• **Directions for this task**
Return each line of the data below verbatim; pictures are to be left out.

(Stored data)
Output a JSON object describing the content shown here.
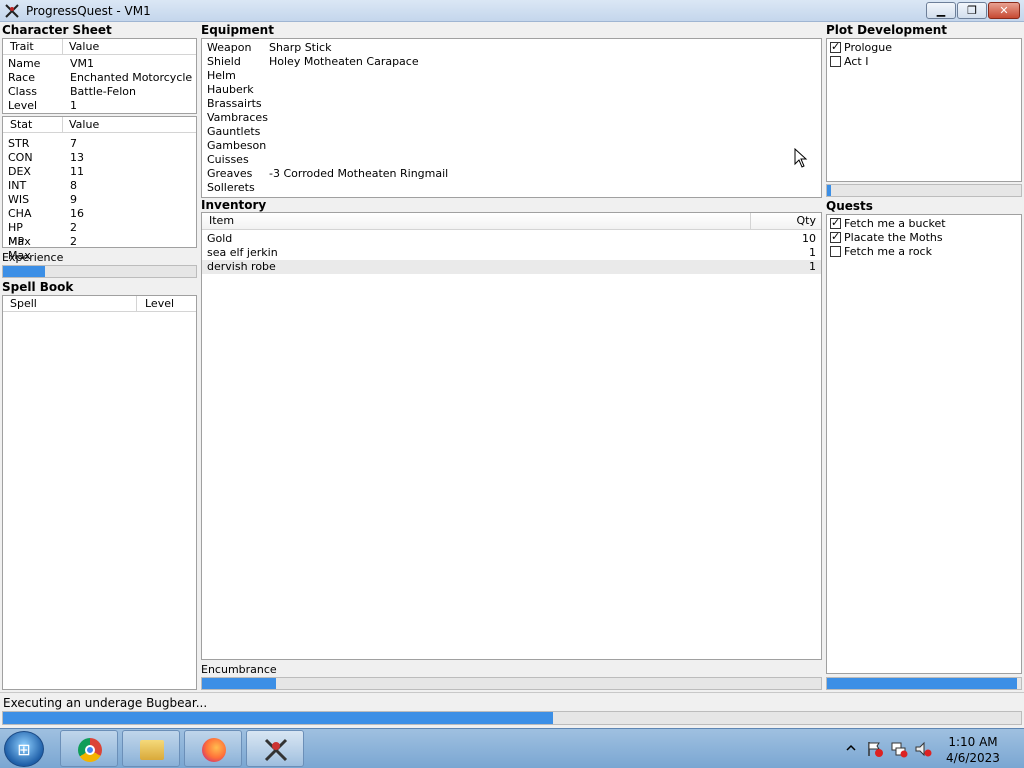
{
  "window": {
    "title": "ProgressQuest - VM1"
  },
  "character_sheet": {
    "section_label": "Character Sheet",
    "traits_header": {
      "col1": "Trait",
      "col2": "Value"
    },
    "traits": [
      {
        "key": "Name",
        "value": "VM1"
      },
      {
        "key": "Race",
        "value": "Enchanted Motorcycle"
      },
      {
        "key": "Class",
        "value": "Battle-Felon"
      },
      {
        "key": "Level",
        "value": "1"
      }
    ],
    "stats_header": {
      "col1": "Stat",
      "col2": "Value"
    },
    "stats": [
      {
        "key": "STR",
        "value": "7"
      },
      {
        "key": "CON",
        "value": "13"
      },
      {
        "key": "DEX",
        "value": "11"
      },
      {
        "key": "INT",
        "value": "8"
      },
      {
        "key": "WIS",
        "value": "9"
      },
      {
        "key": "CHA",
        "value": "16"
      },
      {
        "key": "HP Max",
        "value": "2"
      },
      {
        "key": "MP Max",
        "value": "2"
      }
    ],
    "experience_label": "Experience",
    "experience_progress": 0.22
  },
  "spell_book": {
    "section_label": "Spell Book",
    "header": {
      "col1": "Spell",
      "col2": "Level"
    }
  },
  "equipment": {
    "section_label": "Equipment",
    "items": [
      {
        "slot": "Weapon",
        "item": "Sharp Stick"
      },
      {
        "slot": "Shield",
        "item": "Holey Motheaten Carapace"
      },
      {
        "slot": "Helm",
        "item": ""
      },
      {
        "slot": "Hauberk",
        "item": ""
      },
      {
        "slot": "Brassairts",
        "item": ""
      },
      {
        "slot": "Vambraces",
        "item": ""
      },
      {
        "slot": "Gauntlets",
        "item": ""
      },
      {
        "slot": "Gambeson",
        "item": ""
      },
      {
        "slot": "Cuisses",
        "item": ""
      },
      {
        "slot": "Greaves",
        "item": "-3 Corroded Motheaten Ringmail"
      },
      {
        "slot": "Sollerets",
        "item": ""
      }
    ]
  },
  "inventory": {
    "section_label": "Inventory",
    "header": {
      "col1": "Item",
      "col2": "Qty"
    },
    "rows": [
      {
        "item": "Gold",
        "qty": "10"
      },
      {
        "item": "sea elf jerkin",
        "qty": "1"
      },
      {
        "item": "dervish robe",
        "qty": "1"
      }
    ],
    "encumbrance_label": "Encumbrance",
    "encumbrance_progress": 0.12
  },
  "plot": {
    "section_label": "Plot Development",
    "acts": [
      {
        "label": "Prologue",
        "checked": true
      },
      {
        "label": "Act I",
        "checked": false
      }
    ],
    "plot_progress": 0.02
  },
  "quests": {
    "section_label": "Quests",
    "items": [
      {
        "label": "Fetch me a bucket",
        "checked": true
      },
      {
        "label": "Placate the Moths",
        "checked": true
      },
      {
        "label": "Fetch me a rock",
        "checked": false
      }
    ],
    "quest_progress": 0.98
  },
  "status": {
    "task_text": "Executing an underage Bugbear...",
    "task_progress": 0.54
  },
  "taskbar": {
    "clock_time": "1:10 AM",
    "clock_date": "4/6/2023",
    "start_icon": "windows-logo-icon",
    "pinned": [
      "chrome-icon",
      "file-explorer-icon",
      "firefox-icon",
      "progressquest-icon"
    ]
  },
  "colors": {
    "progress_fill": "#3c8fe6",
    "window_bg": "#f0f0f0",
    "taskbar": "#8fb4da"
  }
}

• **Task solution**
Output a JSON object describing the content shown here.
{
  "window": {
    "title": "ProgressQuest - VM1"
  },
  "character_sheet": {
    "section_label": "Character Sheet",
    "traits_header": {
      "col1": "Trait",
      "col2": "Value"
    },
    "traits": [
      {
        "key": "Name",
        "value": "VM1"
      },
      {
        "key": "Race",
        "value": "Enchanted Motorcycle"
      },
      {
        "key": "Class",
        "value": "Battle-Felon"
      },
      {
        "key": "Level",
        "value": "1"
      }
    ],
    "stats_header": {
      "col1": "Stat",
      "col2": "Value"
    },
    "stats": [
      {
        "key": "STR",
        "value": "7"
      },
      {
        "key": "CON",
        "value": "13"
      },
      {
        "key": "DEX",
        "value": "11"
      },
      {
        "key": "INT",
        "value": "8"
      },
      {
        "key": "WIS",
        "value": "9"
      },
      {
        "key": "CHA",
        "value": "16"
      },
      {
        "key": "HP Max",
        "value": "2"
      },
      {
        "key": "MP Max",
        "value": "2"
      }
    ],
    "experience_label": "Experience",
    "experience_progress": 0.22
  },
  "spell_book": {
    "section_label": "Spell Book",
    "header": {
      "col1": "Spell",
      "col2": "Level"
    }
  },
  "equipment": {
    "section_label": "Equipment",
    "items": [
      {
        "slot": "Weapon",
        "item": "Sharp Stick"
      },
      {
        "slot": "Shield",
        "item": "Holey Motheaten Carapace"
      },
      {
        "slot": "Helm",
        "item": ""
      },
      {
        "slot": "Hauberk",
        "item": ""
      },
      {
        "slot": "Brassairts",
        "item": ""
      },
      {
        "slot": "Vambraces",
        "item": ""
      },
      {
        "slot": "Gauntlets",
        "item": ""
      },
      {
        "slot": "Gambeson",
        "item": ""
      },
      {
        "slot": "Cuisses",
        "item": ""
      },
      {
        "slot": "Greaves",
        "item": "-3 Corroded Motheaten Ringmail"
      },
      {
        "slot": "Sollerets",
        "item": ""
      }
    ]
  },
  "inventory": {
    "section_label": "Inventory",
    "header": {
      "col1": "Item",
      "col2": "Qty"
    },
    "rows": [
      {
        "item": "Gold",
        "qty": "10"
      },
      {
        "item": "sea elf jerkin",
        "qty": "1"
      },
      {
        "item": "dervish robe",
        "qty": "1"
      }
    ],
    "encumbrance_label": "Encumbrance",
    "encumbrance_progress": 0.12
  },
  "plot": {
    "section_label": "Plot Development",
    "acts": [
      {
        "label": "Prologue",
        "checked": true
      },
      {
        "label": "Act I",
        "checked": false
      }
    ],
    "plot_progress": 0.02
  },
  "quests": {
    "section_label": "Quests",
    "items": [
      {
        "label": "Fetch me a bucket",
        "checked": true
      },
      {
        "label": "Placate the Moths",
        "checked": true
      },
      {
        "label": "Fetch me a rock",
        "checked": false
      }
    ],
    "quest_progress": 0.98
  },
  "status": {
    "task_text": "Executing an underage Bugbear...",
    "task_progress": 0.54
  },
  "taskbar": {
    "clock_time": "1:10 AM",
    "clock_date": "4/6/2023",
    "start_icon": "windows-logo-icon",
    "pinned": [
      "chrome-icon",
      "file-explorer-icon",
      "firefox-icon",
      "progressquest-icon"
    ]
  },
  "colors": {
    "progress_fill": "#3c8fe6",
    "window_bg": "#f0f0f0",
    "taskbar": "#8fb4da"
  }
}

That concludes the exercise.